#### [Challenge]
Write out each line beneath this one exactly as it reads.

#### [Data listing]
+++
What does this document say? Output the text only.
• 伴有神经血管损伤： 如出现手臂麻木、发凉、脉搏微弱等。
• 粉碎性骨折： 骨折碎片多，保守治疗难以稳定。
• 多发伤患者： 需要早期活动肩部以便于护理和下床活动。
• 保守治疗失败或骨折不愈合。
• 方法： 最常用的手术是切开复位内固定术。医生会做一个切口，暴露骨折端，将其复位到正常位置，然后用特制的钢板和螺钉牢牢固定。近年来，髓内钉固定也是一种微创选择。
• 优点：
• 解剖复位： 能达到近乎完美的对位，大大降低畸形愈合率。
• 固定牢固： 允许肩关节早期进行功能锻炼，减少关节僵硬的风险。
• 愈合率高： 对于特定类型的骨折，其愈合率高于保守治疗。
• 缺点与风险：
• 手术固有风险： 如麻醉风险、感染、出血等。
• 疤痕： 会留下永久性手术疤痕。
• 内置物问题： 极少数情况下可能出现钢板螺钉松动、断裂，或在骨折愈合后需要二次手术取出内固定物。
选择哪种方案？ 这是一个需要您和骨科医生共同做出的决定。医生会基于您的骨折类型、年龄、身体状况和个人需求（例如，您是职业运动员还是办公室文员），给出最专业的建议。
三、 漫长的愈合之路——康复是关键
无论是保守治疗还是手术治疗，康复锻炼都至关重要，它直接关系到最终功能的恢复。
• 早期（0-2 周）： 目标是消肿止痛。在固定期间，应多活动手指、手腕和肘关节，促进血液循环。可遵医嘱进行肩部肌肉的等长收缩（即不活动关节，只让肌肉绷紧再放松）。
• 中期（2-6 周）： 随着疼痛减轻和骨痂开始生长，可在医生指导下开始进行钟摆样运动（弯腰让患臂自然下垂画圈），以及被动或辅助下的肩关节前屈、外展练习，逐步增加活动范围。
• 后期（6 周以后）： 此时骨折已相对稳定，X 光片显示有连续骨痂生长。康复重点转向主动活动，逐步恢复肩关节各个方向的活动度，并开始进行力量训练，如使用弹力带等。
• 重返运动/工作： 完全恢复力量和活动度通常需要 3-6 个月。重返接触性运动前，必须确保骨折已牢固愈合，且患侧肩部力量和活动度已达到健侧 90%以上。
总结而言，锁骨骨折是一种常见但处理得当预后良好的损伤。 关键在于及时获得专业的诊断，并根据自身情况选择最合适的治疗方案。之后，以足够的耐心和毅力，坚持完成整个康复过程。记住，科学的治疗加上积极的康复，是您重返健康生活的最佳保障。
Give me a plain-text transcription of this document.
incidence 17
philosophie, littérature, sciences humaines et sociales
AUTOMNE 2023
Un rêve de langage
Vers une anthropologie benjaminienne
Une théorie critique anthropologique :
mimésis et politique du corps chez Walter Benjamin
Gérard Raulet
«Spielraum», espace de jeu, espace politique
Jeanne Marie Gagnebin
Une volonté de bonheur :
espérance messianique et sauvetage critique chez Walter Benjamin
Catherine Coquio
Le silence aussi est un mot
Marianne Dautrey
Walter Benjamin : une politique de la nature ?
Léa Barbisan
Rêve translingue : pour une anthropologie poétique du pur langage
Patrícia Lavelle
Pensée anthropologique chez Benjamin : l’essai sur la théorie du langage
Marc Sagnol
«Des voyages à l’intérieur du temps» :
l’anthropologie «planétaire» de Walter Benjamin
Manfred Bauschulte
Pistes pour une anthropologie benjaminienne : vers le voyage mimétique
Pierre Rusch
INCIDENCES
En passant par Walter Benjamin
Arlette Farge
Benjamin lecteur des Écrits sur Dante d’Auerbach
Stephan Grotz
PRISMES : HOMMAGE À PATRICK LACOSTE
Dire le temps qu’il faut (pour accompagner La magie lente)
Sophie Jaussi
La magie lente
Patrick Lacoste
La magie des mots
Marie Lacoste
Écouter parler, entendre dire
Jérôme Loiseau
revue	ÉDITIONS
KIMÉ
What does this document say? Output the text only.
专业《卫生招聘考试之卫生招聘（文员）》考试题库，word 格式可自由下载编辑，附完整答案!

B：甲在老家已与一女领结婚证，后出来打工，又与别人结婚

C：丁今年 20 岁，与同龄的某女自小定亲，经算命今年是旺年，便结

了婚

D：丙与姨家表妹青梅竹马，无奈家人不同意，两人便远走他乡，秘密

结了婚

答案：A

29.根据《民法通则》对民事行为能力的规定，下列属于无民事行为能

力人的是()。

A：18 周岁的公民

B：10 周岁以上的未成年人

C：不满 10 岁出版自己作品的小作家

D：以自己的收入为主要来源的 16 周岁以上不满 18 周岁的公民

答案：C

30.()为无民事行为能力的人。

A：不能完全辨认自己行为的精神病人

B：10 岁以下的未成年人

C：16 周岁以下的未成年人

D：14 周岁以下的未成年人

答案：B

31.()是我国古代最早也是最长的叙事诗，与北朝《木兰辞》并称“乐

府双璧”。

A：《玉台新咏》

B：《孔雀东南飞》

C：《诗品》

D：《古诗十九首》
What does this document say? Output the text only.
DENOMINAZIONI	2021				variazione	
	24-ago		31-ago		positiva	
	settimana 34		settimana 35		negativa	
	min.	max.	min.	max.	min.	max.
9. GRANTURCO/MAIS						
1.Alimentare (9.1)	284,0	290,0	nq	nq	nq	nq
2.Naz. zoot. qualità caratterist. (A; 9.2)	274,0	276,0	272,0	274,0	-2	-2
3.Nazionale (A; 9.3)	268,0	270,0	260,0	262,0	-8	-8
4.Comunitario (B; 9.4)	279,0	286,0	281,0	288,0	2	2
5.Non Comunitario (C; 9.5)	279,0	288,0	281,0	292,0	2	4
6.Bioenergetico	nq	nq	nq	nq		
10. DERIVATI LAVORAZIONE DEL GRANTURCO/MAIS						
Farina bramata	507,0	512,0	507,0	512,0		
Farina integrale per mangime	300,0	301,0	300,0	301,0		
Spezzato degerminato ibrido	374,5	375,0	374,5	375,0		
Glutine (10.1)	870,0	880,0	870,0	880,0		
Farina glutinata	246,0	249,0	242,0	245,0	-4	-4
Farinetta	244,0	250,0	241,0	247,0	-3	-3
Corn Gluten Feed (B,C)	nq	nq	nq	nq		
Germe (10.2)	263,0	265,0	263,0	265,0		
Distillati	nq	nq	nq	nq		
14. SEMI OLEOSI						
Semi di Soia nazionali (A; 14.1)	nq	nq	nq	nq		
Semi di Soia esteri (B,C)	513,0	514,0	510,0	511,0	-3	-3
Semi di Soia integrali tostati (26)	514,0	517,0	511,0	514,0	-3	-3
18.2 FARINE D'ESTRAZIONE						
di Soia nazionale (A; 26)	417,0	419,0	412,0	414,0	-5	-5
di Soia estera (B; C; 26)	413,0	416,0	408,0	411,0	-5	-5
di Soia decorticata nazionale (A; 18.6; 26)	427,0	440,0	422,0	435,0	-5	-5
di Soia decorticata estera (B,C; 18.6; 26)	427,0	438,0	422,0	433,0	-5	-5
+++
#### [Response to this exercise]
What does this document say? Output the text only.
• 伴有神经血管损伤： 如出现手臂麻木、发凉、脉搏微弱等。
• 粉碎性骨折： 骨折碎片多，保守治疗难以稳定。
• 多发伤患者： 需要早期活动肩部以便于护理和下床活动。
• 保守治疗失败或骨折不愈合。
• 方法： 最常用的手术是切开复位内固定术。医生会做一个切口，暴露骨折端，将其复位到正常位置，然后用特制的钢板和螺钉牢牢固定。近年来，髓内钉固定也是一种微创选择。
• 优点：
• 解剖复位： 能达到近乎完美的对位，大大降低畸形愈合率。
• 固定牢固： 允许肩关节早期进行功能锻炼，减少关节僵硬的风险。
• 愈合率高： 对于特定类型的骨折，其愈合率高于保守治疗。
• 缺点与风险：
• 手术固有风险： 如麻醉风险、感染、出血等。
• 疤痕： 会留下永久性手术疤痕。
• 内置物问题： 极少数情况下可能出现钢板螺钉松动、断裂，或在骨折愈合后需要二次手术取出内固定物。
选择哪种方案？ 这是一个需要您和骨科医生共同做出的决定。医生会基于您的骨折类型、年龄、身体状况和个人需求（例如，您是职业运动员还是办公室文员），给出最专业的建议。
三、 漫长的愈合之路——康复是关键
无论是保守治疗还是手术治疗，康复锻炼都至关重要，它直接关系到最终功能的恢复。
• 早期（0-2 周）： 目标是消肿止痛。在固定期间，应多活动手指、手腕和肘关节，促进血液循环。可遵医嘱进行肩部肌肉的等长收缩（即不活动关节，只让肌肉绷紧再放松）。
• 中期（2-6 周）： 随着疼痛减轻和骨痂开始生长，可在医生指导下开始进行钟摆样运动（弯腰让患臂自然下垂画圈），以及被动或辅助下的肩关节前屈、外展练习，逐步增加活动范围。
• 后期（6 周以后）： 此时骨折已相对稳定，X 光片显示有连续骨痂生长。康复重点转向主动活动，逐步恢复肩关节各个方向的活动度，并开始进行力量训练，如使用弹力带等。
• 重返运动/工作： 完全恢复力量和活动度通常需要 3-6 个月。重返接触性运动前，必须确保骨折已牢固愈合，且患侧肩部力量和活动度已达到健侧 90%以上。
总结而言，锁骨骨折是一种常见但处理得当预后良好的损伤。 关键在于及时获得专业的诊断，并根据自身情况选择最合适的治疗方案。之后，以足够的耐心和毅力，坚持完成整个康复过程。记住，科学的治疗加上积极的康复，是您重返健康生活的最佳保障。
Give me a plain-text transcription of this document.
incidence 17
philosophie, littérature, sciences humaines et sociales
AUTOMNE 2023
Un rêve de langage
Vers une anthropologie benjaminienne
Une théorie critique anthropologique :
mimésis et politique du corps chez Walter Benjamin
Gérard Raulet
«Spielraum», espace de jeu, espace politique
Jeanne Marie Gagnebin
Une volonté de bonheur :
espérance messianique et sauvetage critique chez Walter Benjamin
Catherine Coquio
Le silence aussi est un mot
Marianne Dautrey
Walter Benjamin : une politique de la nature ?
Léa Barbisan
Rêve translingue : pour une anthropologie poétique du pur langage
Patrícia Lavelle
Pensée anthropologique chez Benjamin : l’essai sur la théorie du langage
Marc Sagnol
«Des voyages à l’intérieur du temps» :
l’anthropologie «planétaire» de Walter Benjamin
Manfred Bauschulte
Pistes pour une anthropologie benjaminienne : vers le voyage mimétique
Pierre Rusch
INCIDENCES
En passant par Walter Benjamin
Arlette Farge
Benjamin lecteur des Écrits sur Dante d’Auerbach
Stephan Grotz
PRISMES : HOMMAGE À PATRICK LACOSTE
Dire le temps qu’il faut (pour accompagner La magie lente)
Sophie Jaussi
La magie lente
Patrick Lacoste
La magie des mots
Marie Lacoste
Écouter parler, entendre dire
Jérôme Loiseau
revue	ÉDITIONS
KIMÉ
What does this document say? Output the text only.
专业《卫生招聘考试之卫生招聘（文员）》考试题库，word 格式可自由下载编辑，附完整答案!

B：甲在老家已与一女领结婚证，后出来打工，又与别人结婚

C：丁今年 20 岁，与同龄的某女自小定亲，经算命今年是旺年，便结

了婚

D：丙与姨家表妹青梅竹马，无奈家人不同意，两人便远走他乡，秘密

结了婚

答案：A

29.根据《民法通则》对民事行为能力的规定，下列属于无民事行为能

力人的是()。

A：18 周岁的公民

B：10 周岁以上的未成年人

C：不满 10 岁出版自己作品的小作家

D：以自己的收入为主要来源的 16 周岁以上不满 18 周岁的公民

答案：C

30.()为无民事行为能力的人。

A：不能完全辨认自己行为的精神病人

B：10 岁以下的未成年人

C：16 周岁以下的未成年人

D：14 周岁以下的未成年人

答案：B

31.()是我国古代最早也是最长的叙事诗，与北朝《木兰辞》并称“乐

府双璧”。

A：《玉台新咏》

B：《孔雀东南飞》

C：《诗品》

D：《古诗十九首》
What does this document say? Output the text only.
DENOMINAZIONI	2021				variazione	
	24-ago		31-ago		positiva	
	settimana 34		settimana 35		negativa	
	min.	max.	min.	max.	min.	max.
9. GRANTURCO/MAIS						
1.Alimentare (9.1)	284,0	290,0	nq	nq	nq	nq
2.Naz. zoot. qualità caratterist. (A; 9.2)	274,0	276,0	272,0	274,0	-2	-2
3.Nazionale (A; 9.3)	268,0	270,0	260,0	262,0	-8	-8
4.Comunitario (B; 9.4)	279,0	286,0	281,0	288,0	2	2
5.Non Comunitario (C; 9.5)	279,0	288,0	281,0	292,0	2	4
6.Bioenergetico	nq	nq	nq	nq		
10. DERIVATI LAVORAZIONE DEL GRANTURCO/MAIS						
Farina bramata	507,0	512,0	507,0	512,0		
Farina integrale per mangime	300,0	301,0	300,0	301,0		
Spezzato degerminato ibrido	374,5	375,0	374,5	375,0		
Glutine (10.1)	870,0	880,0	870,0	880,0		
Farina glutinata	246,0	249,0	242,0	245,0	-4	-4
Farinetta	244,0	250,0	241,0	247,0	-3	-3
Corn Gluten Feed (B,C)	nq	nq	nq	nq		
Germe (10.2)	263,0	265,0	263,0	265,0		
Distillati	nq	nq	nq	nq		
14. SEMI OLEOSI						
Semi di Soia nazionali (A; 14.1)	nq	nq	nq	nq		
Semi di Soia esteri (B,C)	513,0	514,0	510,0	511,0	-3	-3
Semi di Soia integrali tostati (26)	514,0	517,0	511,0	514,0	-3	-3
18.2 FARINE D'ESTRAZIONE						
di Soia nazionale (A; 26)	417,0	419,0	412,0	414,0	-5	-5
di Soia estera (B; C; 26)	413,0	416,0	408,0	411,0	-5	-5
di Soia decorticata nazionale (A; 18.6; 26)	427,0	440,0	422,0	435,0	-5	-5
di Soia decorticata estera (B,C; 18.6; 26)	427,0	438,0	422,0	433,0	-5	-5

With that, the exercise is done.